— Begin —

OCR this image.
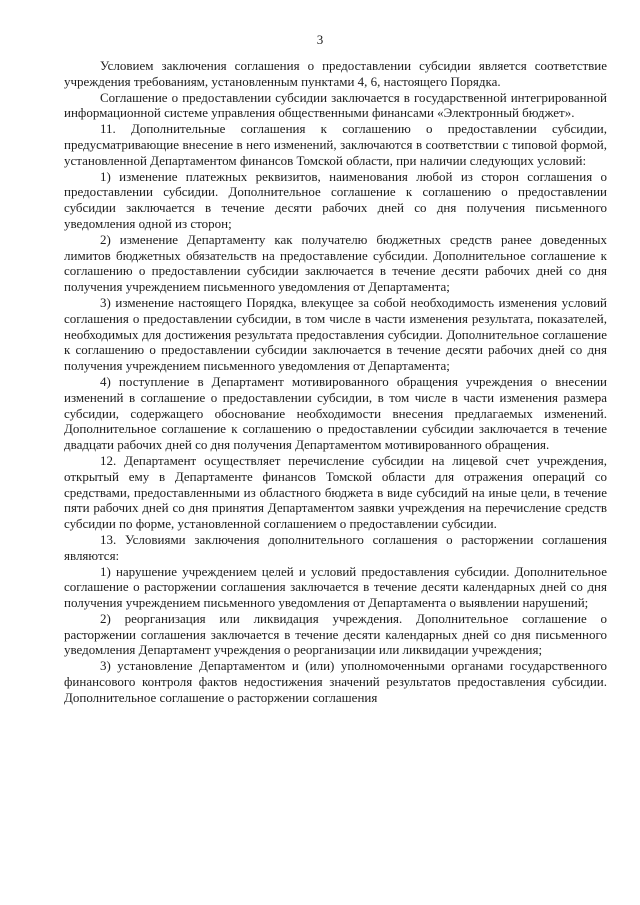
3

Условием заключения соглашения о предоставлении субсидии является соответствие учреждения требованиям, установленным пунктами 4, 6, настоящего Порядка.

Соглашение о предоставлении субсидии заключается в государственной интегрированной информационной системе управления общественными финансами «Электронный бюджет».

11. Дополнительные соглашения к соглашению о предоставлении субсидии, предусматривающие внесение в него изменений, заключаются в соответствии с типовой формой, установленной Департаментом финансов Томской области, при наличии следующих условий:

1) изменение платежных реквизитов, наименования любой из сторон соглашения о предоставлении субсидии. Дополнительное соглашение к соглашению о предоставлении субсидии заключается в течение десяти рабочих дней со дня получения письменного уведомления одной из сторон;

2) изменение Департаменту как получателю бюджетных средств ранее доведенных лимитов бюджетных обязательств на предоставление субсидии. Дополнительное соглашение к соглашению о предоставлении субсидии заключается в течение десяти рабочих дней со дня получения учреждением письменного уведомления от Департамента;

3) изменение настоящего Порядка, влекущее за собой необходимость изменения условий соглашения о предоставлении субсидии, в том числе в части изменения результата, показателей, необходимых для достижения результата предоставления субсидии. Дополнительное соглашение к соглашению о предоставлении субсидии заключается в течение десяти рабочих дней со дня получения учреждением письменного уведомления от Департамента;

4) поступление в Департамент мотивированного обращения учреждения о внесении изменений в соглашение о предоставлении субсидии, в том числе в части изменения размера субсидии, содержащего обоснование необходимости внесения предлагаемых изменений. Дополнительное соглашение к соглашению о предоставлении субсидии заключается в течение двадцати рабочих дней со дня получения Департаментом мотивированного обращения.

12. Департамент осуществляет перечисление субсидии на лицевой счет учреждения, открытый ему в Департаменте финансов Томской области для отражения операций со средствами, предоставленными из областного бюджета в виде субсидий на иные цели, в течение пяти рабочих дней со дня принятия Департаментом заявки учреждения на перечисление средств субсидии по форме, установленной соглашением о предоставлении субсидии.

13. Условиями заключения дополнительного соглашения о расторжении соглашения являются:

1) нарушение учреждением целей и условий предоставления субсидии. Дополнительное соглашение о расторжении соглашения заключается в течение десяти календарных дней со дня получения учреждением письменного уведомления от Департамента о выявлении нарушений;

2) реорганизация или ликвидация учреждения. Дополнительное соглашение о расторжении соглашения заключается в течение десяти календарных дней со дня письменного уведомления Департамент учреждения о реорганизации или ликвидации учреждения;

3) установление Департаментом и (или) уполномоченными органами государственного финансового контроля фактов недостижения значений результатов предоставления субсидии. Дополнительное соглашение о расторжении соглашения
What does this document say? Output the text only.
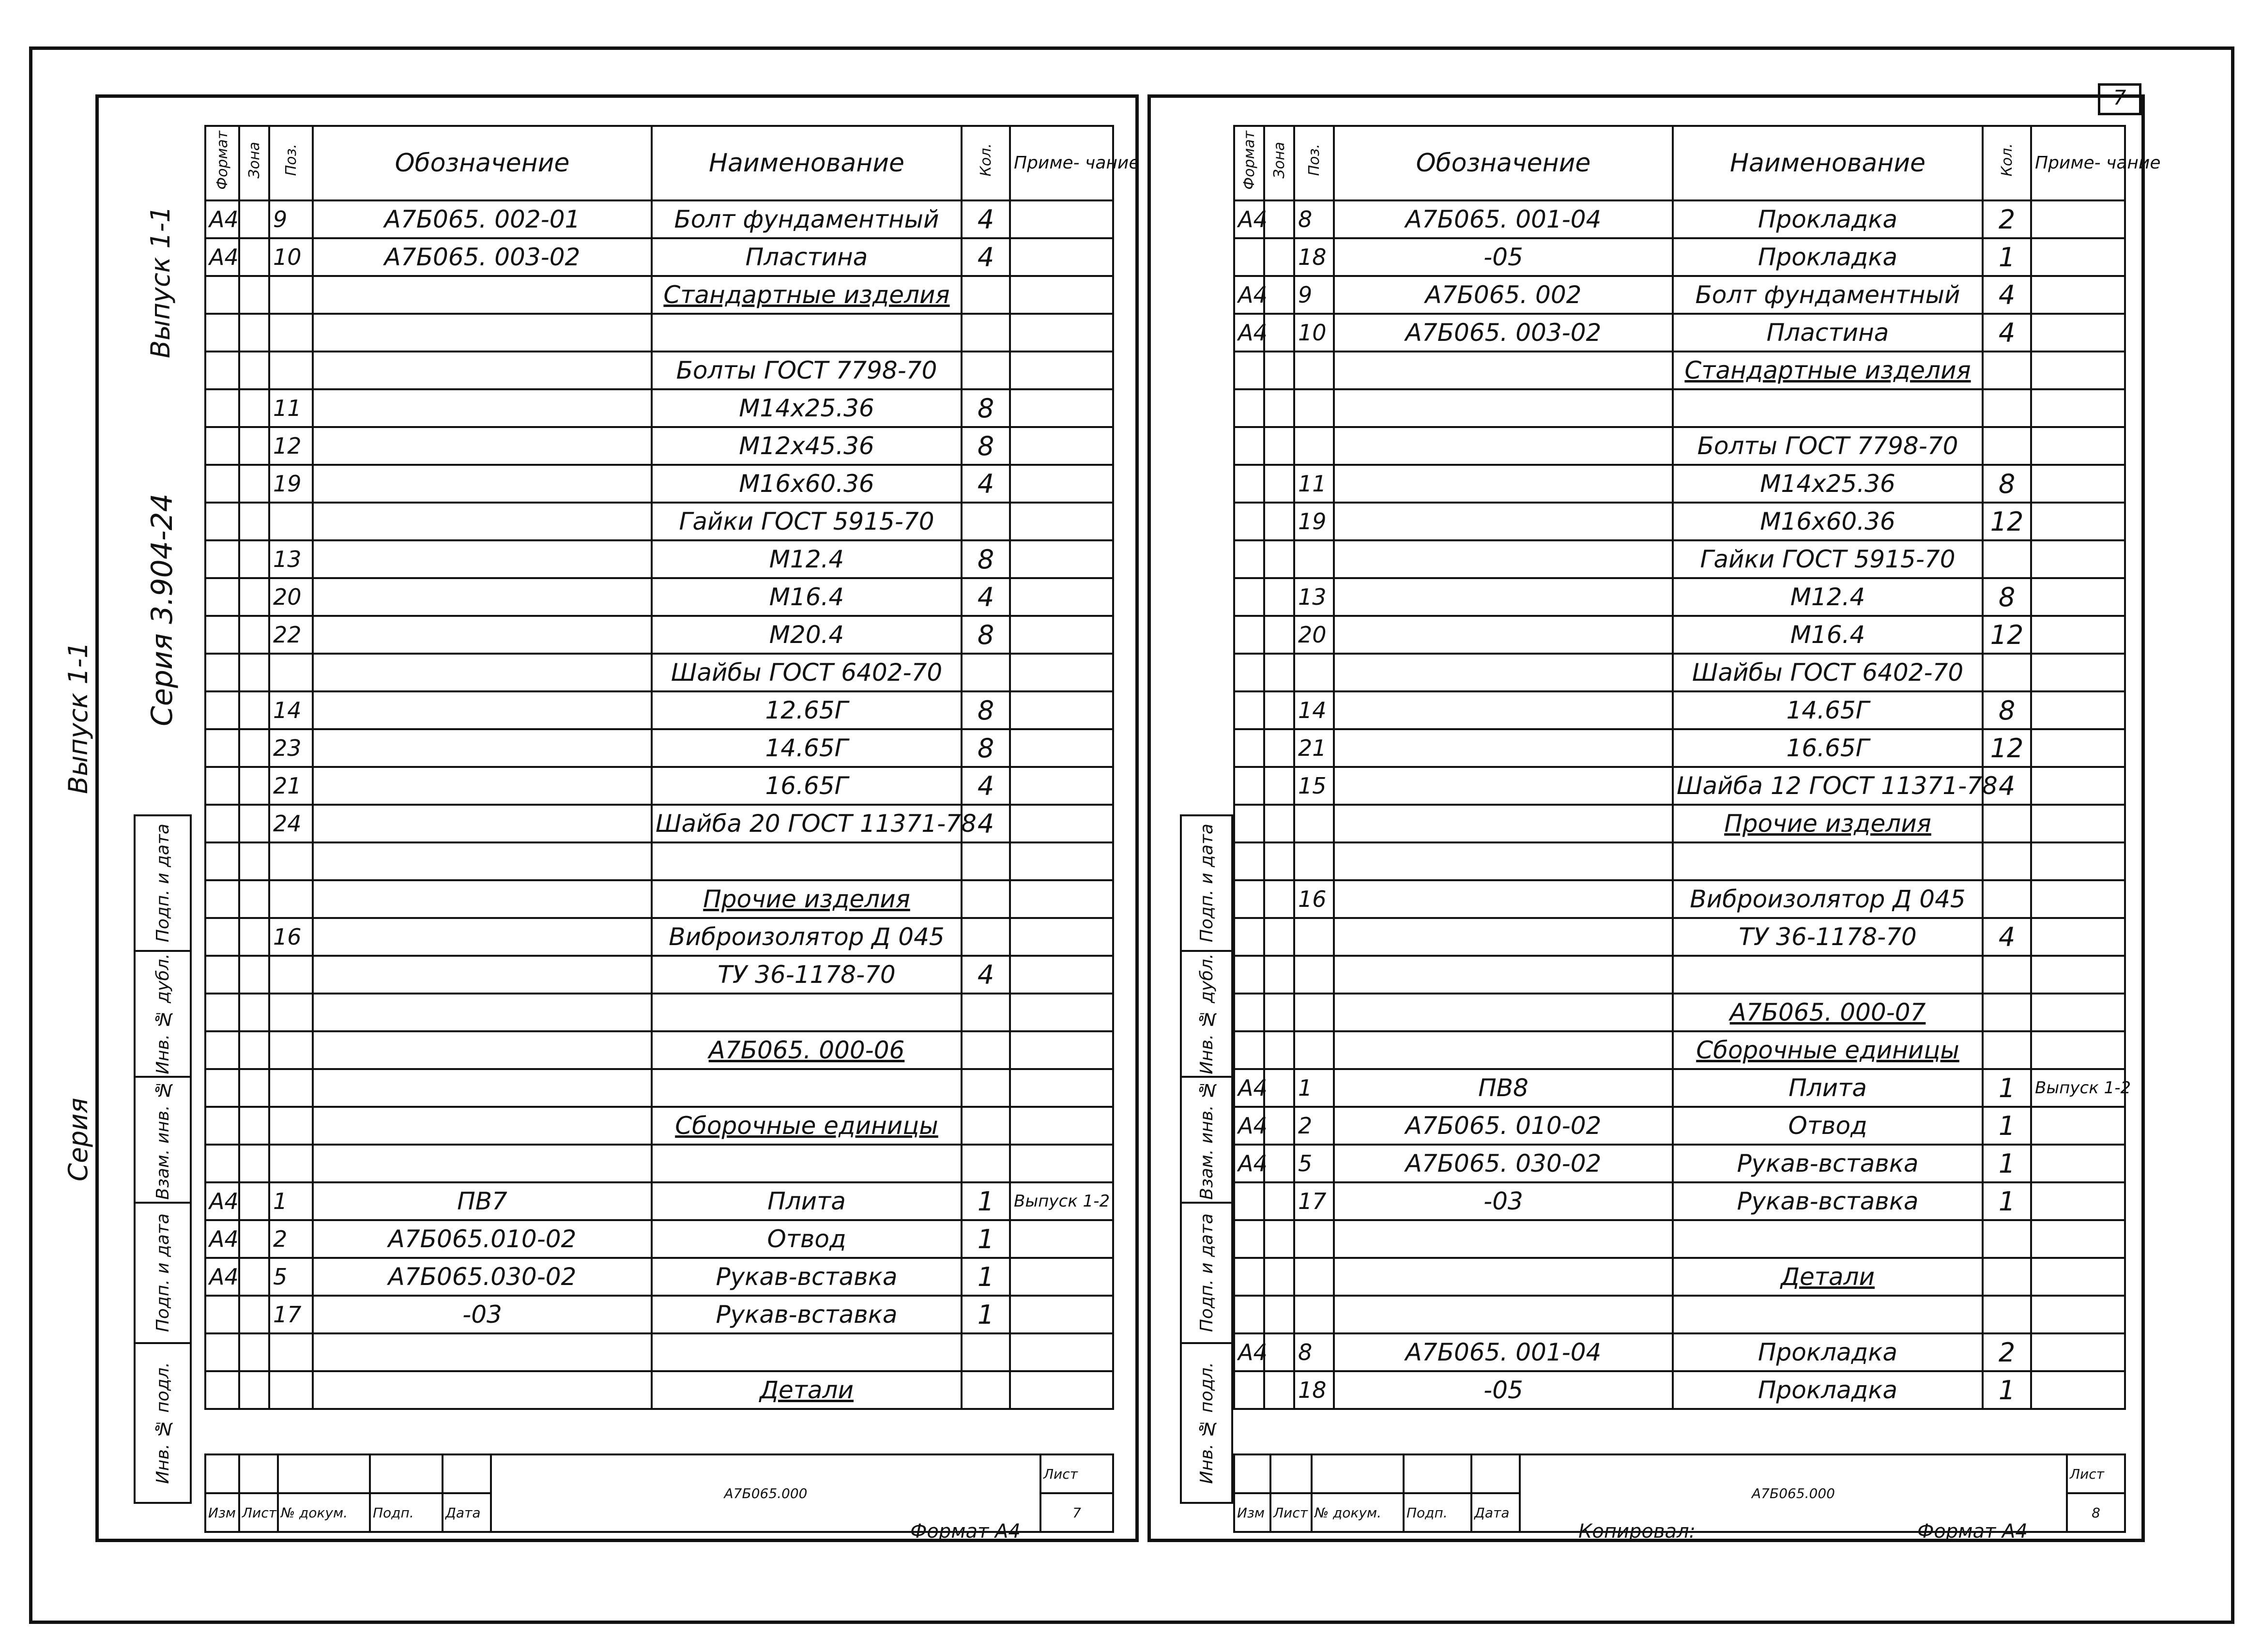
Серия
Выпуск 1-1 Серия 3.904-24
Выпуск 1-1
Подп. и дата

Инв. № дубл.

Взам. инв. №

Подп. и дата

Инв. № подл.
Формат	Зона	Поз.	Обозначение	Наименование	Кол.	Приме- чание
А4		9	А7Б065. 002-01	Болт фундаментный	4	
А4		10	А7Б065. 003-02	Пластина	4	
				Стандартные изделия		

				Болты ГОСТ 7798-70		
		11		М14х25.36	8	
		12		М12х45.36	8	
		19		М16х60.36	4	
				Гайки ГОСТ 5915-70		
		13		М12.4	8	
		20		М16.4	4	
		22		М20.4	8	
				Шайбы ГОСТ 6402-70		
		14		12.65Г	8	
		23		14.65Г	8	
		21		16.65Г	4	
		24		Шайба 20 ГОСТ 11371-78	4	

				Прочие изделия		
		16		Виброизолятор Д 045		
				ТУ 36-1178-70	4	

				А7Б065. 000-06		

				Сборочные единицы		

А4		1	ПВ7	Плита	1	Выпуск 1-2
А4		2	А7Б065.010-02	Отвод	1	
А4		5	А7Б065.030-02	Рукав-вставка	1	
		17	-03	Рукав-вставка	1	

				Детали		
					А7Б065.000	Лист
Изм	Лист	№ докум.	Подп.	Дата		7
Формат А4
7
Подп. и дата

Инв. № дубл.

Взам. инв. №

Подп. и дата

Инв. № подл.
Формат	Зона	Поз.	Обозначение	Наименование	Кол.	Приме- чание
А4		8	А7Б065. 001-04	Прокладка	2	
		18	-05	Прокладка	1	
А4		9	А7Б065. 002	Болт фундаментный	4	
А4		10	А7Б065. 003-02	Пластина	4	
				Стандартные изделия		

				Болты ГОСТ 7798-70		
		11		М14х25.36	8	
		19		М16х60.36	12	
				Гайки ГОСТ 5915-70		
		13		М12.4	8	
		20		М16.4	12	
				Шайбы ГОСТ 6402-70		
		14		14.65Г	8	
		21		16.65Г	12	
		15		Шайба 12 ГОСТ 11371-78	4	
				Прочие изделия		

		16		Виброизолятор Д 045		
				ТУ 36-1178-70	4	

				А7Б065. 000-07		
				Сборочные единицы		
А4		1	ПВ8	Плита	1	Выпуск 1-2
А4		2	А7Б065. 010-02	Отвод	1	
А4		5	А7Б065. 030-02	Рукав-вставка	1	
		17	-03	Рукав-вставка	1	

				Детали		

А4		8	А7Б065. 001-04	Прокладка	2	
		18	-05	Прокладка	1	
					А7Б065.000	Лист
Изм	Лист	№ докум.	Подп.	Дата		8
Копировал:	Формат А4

— End —

* _INSTRUCTION_
Restate each entry word for word, please, but drop any images it holds.

* _RESULT_
OCR this image.
3

Условием заключения соглашения о предоставлении субсидии является соответствие учреждения требованиям, установленным пунктами 4, 6, настоящего Порядка.

Соглашение о предоставлении субсидии заключается в государственной интегрированной информационной системе управления общественными финансами «Электронный бюджет».

11. Дополнительные соглашения к соглашению о предоставлении субсидии, предусматривающие внесение в него изменений, заключаются в соответствии с типовой формой, установленной Департаментом финансов Томской области, при наличии следующих условий:

1) изменение платежных реквизитов, наименования любой из сторон соглашения о предоставлении субсидии. Дополнительное соглашение к соглашению о предоставлении субсидии заключается в течение десяти рабочих дней со дня получения письменного уведомления одной из сторон;

2) изменение Департаменту как получателю бюджетных средств ранее доведенных лимитов бюджетных обязательств на предоставление субсидии. Дополнительное соглашение к соглашению о предоставлении субсидии заключается в течение десяти рабочих дней со дня получения учреждением письменного уведомления от Департамента;

3) изменение настоящего Порядка, влекущее за собой необходимость изменения условий соглашения о предоставлении субсидии, в том числе в части изменения результата, показателей, необходимых для достижения результата предоставления субсидии. Дополнительное соглашение к соглашению о предоставлении субсидии заключается в течение десяти рабочих дней со дня получения учреждением письменного уведомления от Департамента;

4) поступление в Департамент мотивированного обращения учреждения о внесении изменений в соглашение о предоставлении субсидии, в том числе в части изменения размера субсидии, содержащего обоснование необходимости внесения предлагаемых изменений. Дополнительное соглашение к соглашению о предоставлении субсидии заключается в течение двадцати рабочих дней со дня получения Департаментом мотивированного обращения.

12. Департамент осуществляет перечисление субсидии на лицевой счет учреждения, открытый ему в Департаменте финансов Томской области для отражения операций со средствами, предоставленными из областного бюджета в виде субсидий на иные цели, в течение пяти рабочих дней со дня принятия Департаментом заявки учреждения на перечисление средств субсидии по форме, установленной соглашением о предоставлении субсидии.

13. Условиями заключения дополнительного соглашения о расторжении соглашения являются:

1) нарушение учреждением целей и условий предоставления субсидии. Дополнительное соглашение о расторжении соглашения заключается в течение десяти календарных дней со дня получения учреждением письменного уведомления от Департамента о выявлении нарушений;

2) реорганизация или ликвидация учреждения. Дополнительное соглашение о расторжении соглашения заключается в течение десяти календарных дней со дня письменного уведомления Департамент учреждения о реорганизации или ликвидации учреждения;

3) установление Департаментом и (или) уполномоченными органами государственного финансового контроля фактов недостижения значений результатов предоставления субсидии. Дополнительное соглашение о расторжении соглашения
What does this document say? Output the text only.
Серия
Выпуск 1-1 Серия 3.904-24
Выпуск 1-1
Подп. и дата

Инв. № дубл.

Взам. инв. №

Подп. и дата

Инв. № подл.
Формат	Зона	Поз.	Обозначение	Наименование	Кол.	Приме- чание
А4		9	А7Б065. 002-01	Болт фундаментный	4	
А4		10	А7Б065. 003-02	Пластина	4	
				Стандартные изделия		

				Болты ГОСТ 7798-70		
		11		М14х25.36	8	
		12		М12х45.36	8	
		19		М16х60.36	4	
				Гайки ГОСТ 5915-70		
		13		М12.4	8	
		20		М16.4	4	
		22		М20.4	8	
				Шайбы ГОСТ 6402-70		
		14		12.65Г	8	
		23		14.65Г	8	
		21		16.65Г	4	
		24		Шайба 20 ГОСТ 11371-78	4	

				Прочие изделия		
		16		Виброизолятор Д 045		
				ТУ 36-1178-70	4	

				А7Б065. 000-06		

				Сборочные единицы		

А4		1	ПВ7	Плита	1	Выпуск 1-2
А4		2	А7Б065.010-02	Отвод	1	
А4		5	А7Б065.030-02	Рукав-вставка	1	
		17	-03	Рукав-вставка	1	

				Детали		
					А7Б065.000	Лист
Изм	Лист	№ докум.	Подп.	Дата		7
Формат А4
7
Подп. и дата

Инв. № дубл.

Взам. инв. №

Подп. и дата

Инв. № подл.
Формат	Зона	Поз.	Обозначение	Наименование	Кол.	Приме- чание
А4		8	А7Б065. 001-04	Прокладка	2	
		18	-05	Прокладка	1	
А4		9	А7Б065. 002	Болт фундаментный	4	
А4		10	А7Б065. 003-02	Пластина	4	
				Стандартные изделия		

				Болты ГОСТ 7798-70		
		11		М14х25.36	8	
		19		М16х60.36	12	
				Гайки ГОСТ 5915-70		
		13		М12.4	8	
		20		М16.4	12	
				Шайбы ГОСТ 6402-70		
		14		14.65Г	8	
		21		16.65Г	12	
		15		Шайба 12 ГОСТ 11371-78	4	
				Прочие изделия		

		16		Виброизолятор Д 045		
				ТУ 36-1178-70	4	

				А7Б065. 000-07		
				Сборочные единицы		
А4		1	ПВ8	Плита	1	Выпуск 1-2
А4		2	А7Б065. 010-02	Отвод	1	
А4		5	А7Б065. 030-02	Рукав-вставка	1	
		17	-03	Рукав-вставка	1	

				Детали		

А4		8	А7Б065. 001-04	Прокладка	2	
		18	-05	Прокладка	1	
					А7Б065.000	Лист
Изм	Лист	№ докум.	Подп.	Дата		8
Копировал:	Формат А4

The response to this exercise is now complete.